===== DATA EXCERPTS =====

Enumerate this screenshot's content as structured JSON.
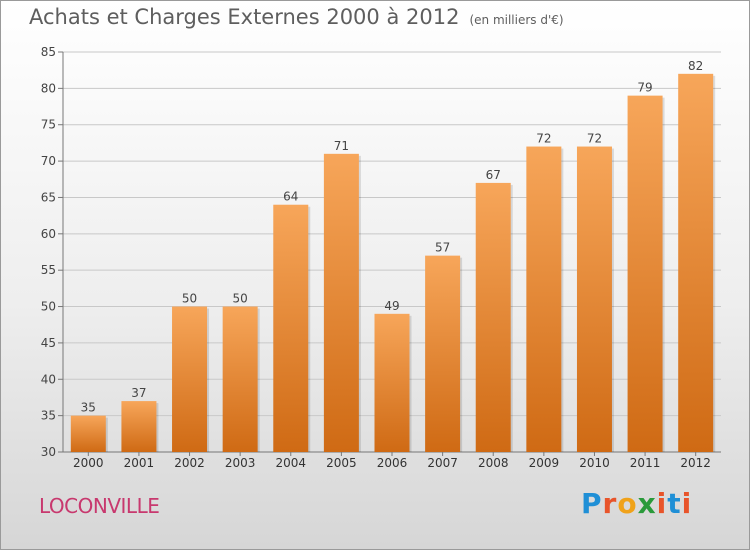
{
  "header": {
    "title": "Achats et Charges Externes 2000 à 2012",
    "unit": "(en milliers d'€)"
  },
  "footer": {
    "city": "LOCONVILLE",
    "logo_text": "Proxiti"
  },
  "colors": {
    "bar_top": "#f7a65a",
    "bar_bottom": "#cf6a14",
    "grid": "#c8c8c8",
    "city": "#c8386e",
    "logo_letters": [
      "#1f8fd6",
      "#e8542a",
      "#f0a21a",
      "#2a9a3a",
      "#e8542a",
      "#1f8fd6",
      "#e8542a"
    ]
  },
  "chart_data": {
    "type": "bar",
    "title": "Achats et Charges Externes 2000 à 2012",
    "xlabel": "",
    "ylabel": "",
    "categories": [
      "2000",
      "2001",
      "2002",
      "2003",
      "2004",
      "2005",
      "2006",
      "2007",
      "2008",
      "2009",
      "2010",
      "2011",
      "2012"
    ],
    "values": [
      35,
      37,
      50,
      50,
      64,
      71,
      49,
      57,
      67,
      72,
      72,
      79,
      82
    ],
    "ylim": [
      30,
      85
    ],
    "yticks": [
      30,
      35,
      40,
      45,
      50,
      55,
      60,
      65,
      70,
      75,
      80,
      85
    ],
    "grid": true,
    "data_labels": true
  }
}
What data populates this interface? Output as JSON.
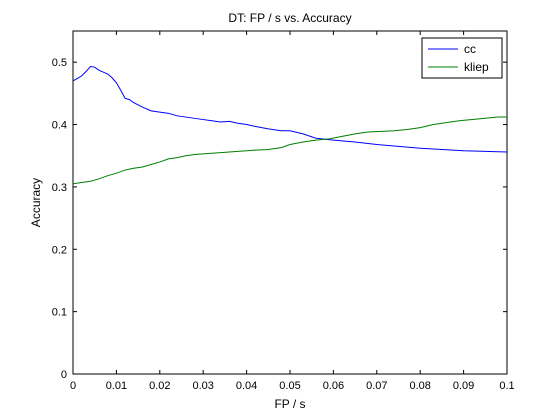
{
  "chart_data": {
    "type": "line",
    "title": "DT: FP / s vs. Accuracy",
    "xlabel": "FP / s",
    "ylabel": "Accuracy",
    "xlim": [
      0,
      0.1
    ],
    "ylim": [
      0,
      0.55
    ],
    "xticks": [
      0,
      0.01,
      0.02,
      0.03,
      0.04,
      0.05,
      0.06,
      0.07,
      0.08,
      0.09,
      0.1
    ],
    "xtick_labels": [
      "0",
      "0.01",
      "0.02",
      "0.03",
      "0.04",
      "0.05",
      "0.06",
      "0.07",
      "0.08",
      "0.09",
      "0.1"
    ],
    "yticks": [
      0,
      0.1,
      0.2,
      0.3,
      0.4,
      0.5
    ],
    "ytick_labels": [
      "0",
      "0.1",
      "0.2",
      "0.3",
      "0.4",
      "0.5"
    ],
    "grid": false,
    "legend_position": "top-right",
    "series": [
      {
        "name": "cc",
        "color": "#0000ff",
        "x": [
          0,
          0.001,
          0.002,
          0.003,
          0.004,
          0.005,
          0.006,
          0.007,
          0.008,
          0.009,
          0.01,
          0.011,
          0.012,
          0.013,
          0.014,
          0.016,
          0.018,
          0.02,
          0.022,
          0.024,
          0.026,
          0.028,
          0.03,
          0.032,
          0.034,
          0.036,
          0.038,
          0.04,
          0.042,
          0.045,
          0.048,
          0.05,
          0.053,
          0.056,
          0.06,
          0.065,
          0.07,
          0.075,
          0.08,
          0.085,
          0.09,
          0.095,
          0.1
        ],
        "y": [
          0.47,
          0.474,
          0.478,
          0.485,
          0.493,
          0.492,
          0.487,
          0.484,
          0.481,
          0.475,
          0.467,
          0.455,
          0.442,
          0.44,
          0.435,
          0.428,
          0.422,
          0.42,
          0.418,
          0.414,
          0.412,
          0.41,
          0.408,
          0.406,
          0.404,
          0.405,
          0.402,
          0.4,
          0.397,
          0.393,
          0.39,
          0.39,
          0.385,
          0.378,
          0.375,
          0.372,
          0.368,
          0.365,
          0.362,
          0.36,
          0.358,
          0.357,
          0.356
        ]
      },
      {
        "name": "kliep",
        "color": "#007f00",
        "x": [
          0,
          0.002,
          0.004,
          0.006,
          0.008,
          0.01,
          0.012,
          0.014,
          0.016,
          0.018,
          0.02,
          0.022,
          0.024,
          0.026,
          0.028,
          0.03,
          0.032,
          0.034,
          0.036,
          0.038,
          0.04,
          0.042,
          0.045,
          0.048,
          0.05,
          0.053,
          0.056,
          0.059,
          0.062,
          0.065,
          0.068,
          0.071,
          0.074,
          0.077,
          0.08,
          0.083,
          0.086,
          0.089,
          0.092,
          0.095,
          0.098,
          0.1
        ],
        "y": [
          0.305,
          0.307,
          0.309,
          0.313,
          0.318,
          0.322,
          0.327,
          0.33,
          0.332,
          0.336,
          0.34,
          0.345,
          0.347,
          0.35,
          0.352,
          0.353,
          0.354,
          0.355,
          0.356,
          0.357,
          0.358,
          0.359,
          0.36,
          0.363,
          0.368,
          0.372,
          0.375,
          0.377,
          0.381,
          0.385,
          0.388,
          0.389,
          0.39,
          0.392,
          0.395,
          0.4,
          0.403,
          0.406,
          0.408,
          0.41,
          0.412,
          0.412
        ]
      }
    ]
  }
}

=====
===== DATA EXCERPTS =====

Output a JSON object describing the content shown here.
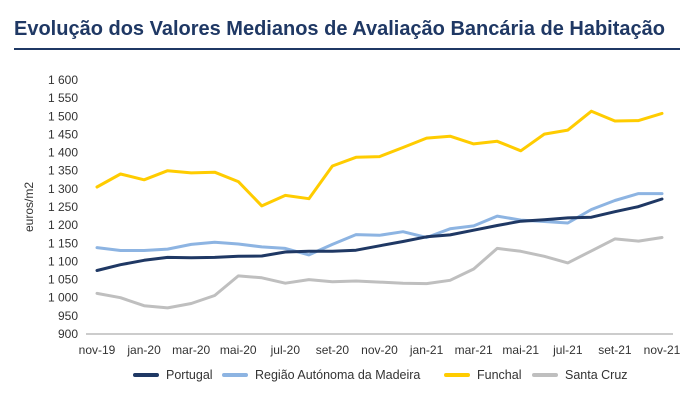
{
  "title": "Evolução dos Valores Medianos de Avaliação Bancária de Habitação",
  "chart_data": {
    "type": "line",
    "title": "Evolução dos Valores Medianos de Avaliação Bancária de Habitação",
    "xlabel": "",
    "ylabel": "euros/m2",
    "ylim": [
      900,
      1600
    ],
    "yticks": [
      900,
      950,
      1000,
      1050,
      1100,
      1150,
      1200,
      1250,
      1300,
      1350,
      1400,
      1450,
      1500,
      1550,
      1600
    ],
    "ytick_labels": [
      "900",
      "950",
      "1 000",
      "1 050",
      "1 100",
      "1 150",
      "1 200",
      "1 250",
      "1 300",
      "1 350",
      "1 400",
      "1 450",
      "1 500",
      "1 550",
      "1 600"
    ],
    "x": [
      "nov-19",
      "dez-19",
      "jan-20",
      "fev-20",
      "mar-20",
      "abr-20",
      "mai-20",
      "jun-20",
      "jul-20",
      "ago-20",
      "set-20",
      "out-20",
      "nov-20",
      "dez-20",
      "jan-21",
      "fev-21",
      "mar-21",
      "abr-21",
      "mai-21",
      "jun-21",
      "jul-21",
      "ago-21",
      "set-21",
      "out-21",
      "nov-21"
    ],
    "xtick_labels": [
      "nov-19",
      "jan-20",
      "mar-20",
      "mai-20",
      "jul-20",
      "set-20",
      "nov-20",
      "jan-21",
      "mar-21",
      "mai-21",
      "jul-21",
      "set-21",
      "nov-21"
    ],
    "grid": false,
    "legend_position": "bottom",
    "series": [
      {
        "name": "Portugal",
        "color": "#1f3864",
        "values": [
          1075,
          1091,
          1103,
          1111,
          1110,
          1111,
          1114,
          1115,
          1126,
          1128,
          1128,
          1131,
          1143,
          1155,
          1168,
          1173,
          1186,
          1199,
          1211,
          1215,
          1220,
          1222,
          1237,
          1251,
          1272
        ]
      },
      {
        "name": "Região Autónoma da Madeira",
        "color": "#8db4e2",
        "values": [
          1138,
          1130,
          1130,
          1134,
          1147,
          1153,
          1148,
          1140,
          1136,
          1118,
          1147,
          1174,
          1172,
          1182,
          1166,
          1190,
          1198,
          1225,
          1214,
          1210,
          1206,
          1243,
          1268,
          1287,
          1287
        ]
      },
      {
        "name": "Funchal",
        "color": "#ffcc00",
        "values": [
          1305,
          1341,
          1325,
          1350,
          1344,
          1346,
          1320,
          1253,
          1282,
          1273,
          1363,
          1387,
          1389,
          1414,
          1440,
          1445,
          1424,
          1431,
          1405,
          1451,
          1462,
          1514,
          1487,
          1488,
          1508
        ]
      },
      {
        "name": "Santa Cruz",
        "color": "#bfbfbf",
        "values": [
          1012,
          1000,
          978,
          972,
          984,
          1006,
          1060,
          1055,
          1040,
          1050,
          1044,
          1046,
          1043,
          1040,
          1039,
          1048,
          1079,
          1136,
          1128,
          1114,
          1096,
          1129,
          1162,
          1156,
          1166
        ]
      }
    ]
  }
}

=====
===== DATA EXCERPTS =====

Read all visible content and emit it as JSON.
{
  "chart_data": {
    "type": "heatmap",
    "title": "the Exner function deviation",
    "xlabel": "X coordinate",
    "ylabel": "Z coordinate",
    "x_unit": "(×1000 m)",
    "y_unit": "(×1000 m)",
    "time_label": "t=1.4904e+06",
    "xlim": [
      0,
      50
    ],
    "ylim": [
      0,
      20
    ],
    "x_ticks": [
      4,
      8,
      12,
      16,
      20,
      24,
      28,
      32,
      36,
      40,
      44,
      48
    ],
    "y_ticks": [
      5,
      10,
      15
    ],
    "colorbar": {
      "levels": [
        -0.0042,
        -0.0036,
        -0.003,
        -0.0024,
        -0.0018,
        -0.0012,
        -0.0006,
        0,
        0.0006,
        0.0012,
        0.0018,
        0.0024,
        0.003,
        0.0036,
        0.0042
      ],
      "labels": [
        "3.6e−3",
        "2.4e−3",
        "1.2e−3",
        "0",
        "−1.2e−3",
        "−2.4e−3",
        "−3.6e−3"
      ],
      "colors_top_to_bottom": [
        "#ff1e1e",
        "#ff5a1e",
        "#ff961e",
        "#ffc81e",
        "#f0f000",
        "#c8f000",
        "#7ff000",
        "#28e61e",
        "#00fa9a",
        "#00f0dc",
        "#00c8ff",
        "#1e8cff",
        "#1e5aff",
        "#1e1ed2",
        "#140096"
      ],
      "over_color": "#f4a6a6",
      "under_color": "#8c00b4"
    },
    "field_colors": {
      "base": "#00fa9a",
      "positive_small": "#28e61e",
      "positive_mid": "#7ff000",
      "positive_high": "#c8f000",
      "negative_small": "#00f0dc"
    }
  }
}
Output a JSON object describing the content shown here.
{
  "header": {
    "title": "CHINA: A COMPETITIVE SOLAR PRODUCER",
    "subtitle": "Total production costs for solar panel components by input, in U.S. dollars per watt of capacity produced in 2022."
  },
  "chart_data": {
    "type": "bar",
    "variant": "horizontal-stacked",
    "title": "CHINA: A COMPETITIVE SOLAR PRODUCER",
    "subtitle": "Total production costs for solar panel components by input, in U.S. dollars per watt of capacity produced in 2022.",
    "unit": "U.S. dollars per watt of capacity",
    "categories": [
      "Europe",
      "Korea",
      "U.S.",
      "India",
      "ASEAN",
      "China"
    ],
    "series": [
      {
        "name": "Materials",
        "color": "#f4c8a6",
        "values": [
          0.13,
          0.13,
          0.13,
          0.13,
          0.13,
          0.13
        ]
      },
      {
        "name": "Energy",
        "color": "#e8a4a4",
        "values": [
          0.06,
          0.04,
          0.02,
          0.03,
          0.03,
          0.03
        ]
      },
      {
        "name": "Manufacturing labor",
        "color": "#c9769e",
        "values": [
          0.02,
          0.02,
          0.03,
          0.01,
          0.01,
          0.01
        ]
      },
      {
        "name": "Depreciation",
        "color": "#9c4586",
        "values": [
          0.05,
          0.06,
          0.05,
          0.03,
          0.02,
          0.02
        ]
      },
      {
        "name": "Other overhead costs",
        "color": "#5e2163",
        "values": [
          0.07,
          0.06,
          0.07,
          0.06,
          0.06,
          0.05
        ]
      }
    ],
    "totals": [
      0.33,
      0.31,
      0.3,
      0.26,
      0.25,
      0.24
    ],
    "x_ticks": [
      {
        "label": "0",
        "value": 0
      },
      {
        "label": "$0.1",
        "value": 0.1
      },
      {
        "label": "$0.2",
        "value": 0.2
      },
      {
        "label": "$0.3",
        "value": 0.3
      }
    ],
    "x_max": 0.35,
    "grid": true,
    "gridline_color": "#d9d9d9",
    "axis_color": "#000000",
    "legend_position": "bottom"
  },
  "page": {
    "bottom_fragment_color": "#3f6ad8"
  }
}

=====

▸ **GIVEN TASK**
Identify the lines above that contain the word "costs", then copy them.

▸ **OUTPUT**
    "subtitle": "Total production costs for solar panel components by input, in U.S. dollars per watt of capacity produced in 2022."
    "subtitle": "Total production costs for solar panel components by input, in U.S. dollars per watt of capacity produced in 2022.",
        "name": "Other overhead costs",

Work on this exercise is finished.